[Records that describe figures]

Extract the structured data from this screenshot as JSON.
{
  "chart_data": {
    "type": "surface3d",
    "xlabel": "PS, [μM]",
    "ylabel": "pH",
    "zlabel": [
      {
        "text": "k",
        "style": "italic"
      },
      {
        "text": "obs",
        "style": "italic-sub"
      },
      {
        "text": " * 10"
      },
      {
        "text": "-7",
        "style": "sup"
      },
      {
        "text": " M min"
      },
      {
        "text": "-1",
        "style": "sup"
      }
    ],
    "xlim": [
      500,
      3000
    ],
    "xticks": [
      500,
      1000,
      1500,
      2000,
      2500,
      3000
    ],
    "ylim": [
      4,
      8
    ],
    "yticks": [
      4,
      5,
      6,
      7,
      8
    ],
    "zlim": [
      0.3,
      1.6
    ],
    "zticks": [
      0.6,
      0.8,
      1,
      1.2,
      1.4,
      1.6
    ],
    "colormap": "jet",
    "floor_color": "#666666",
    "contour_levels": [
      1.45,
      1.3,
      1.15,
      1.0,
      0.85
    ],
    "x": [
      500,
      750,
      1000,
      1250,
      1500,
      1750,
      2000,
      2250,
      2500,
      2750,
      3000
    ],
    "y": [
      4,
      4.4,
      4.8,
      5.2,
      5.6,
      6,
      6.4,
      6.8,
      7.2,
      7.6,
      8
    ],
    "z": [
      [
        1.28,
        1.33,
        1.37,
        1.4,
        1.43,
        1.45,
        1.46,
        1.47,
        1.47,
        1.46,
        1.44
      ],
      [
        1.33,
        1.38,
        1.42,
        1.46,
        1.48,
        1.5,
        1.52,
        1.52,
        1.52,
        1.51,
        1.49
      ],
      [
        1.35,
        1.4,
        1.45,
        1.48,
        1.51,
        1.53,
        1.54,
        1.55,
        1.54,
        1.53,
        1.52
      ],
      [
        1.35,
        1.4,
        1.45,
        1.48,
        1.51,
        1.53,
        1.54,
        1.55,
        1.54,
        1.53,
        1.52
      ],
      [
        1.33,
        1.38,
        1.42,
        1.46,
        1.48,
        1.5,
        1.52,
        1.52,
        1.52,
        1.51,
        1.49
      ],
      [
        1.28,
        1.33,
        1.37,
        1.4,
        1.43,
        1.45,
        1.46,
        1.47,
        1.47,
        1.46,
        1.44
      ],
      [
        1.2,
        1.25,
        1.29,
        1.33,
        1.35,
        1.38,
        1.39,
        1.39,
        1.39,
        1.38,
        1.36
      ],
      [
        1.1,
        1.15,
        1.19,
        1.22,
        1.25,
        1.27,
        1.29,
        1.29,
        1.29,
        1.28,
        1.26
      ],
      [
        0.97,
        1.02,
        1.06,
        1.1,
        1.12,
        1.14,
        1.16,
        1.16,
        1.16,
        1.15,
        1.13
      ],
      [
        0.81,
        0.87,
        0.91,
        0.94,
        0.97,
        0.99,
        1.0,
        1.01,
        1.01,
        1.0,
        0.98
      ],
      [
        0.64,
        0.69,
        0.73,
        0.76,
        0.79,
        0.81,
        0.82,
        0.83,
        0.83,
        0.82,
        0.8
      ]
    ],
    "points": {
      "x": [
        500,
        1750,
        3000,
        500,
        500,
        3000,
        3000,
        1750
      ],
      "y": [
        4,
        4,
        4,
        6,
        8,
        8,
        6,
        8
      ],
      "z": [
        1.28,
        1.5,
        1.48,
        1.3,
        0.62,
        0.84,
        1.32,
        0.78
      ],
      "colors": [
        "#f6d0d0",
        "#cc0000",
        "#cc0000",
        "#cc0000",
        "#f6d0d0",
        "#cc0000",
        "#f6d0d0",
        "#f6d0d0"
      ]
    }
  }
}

→ **PROBLEM STATEMENT**
Extract, from the material above, each line holding the word "text".

→ **EXERCISE RESPONSE**
        "text": "k",
        "text": "obs",
        "text": " * 10"
        "text": "-7",
        "text": " M min"
        "text": "-1",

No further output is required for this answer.